→ **THE INPUT**:
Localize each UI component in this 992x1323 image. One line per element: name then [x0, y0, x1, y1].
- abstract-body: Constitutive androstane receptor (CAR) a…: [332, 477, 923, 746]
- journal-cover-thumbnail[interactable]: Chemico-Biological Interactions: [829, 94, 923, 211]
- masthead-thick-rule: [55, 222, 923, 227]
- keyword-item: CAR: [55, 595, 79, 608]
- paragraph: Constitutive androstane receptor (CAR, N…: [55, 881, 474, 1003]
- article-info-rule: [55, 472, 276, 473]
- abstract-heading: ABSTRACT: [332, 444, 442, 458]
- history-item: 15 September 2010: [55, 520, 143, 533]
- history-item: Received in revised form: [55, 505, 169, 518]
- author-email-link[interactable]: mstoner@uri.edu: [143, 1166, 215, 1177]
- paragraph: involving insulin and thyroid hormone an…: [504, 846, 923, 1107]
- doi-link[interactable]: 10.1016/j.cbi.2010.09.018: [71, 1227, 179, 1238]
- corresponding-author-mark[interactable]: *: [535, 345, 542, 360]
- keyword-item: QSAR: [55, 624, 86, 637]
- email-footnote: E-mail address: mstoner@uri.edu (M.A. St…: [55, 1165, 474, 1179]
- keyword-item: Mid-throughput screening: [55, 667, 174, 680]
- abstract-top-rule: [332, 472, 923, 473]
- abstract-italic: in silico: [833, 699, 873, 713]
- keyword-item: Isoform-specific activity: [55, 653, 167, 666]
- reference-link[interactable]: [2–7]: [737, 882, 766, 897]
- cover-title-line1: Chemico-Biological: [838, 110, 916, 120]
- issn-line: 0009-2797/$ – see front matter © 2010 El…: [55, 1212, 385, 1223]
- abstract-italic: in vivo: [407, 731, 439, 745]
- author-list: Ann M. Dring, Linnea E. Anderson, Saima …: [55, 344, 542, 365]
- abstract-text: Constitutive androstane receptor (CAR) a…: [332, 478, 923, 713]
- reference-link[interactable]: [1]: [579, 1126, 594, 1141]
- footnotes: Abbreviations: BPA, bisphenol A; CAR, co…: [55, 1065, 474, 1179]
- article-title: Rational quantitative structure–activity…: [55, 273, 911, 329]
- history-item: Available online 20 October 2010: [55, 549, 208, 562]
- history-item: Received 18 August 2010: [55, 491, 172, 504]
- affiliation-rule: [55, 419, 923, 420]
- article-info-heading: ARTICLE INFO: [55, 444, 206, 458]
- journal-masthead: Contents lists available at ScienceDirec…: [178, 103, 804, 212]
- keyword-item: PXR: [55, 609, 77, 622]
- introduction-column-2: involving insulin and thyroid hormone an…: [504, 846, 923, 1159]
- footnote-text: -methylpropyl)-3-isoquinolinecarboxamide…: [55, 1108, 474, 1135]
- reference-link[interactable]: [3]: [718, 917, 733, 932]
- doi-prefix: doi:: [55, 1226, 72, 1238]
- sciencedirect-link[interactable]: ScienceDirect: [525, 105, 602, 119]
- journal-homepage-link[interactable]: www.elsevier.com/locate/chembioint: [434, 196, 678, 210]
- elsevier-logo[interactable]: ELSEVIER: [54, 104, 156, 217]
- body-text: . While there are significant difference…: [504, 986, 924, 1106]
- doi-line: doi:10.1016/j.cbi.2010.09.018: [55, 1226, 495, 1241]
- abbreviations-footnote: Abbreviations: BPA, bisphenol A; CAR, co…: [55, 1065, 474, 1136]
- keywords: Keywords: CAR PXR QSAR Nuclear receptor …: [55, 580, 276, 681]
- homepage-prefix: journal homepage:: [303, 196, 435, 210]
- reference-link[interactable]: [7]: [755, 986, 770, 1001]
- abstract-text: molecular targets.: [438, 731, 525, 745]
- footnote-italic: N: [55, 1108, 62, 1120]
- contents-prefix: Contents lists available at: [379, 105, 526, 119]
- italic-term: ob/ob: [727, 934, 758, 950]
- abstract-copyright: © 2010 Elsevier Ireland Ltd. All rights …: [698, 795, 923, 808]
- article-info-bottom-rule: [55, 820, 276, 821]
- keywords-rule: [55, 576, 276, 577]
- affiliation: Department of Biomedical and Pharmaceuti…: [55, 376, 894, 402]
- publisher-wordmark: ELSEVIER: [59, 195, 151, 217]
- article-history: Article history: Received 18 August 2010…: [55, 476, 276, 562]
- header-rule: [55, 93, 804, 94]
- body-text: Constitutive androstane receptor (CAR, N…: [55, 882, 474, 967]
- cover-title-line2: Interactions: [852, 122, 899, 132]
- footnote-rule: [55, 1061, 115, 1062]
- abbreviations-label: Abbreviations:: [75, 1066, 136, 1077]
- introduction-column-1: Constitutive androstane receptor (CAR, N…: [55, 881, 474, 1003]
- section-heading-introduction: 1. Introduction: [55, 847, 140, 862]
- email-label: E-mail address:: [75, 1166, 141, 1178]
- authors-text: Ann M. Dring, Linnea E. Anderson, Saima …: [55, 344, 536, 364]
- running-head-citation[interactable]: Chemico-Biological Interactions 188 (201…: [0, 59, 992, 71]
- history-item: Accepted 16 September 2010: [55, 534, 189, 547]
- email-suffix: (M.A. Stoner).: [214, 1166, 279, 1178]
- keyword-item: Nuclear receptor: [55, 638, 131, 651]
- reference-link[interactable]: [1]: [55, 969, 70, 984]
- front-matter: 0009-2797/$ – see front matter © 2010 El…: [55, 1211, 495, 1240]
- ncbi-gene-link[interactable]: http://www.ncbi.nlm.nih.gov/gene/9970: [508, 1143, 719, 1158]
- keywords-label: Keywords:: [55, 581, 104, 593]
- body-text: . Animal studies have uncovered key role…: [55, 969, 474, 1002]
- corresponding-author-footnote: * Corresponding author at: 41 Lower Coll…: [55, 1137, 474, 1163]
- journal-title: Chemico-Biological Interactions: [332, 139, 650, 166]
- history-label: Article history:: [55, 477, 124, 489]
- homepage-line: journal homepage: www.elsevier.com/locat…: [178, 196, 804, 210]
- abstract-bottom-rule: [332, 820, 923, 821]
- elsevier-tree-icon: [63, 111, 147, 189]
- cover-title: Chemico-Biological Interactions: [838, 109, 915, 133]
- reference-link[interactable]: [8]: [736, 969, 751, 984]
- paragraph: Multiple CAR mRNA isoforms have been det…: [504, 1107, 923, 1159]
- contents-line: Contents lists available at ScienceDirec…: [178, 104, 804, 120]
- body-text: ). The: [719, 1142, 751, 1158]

→ **EXERCISE INSTRUCTIONS**:
If a line in the records above contains the string "homepage", copy that line out.

→ **EXERCISE RESPONSE**:
- journal-homepage-link[interactable]: www.elsevier.com/locate/chembioint: [434, 196, 678, 210]
- homepage-prefix: journal homepage:: [303, 196, 435, 210]
- homepage-line: journal homepage: www.elsevier.com/locat…: [178, 196, 804, 210]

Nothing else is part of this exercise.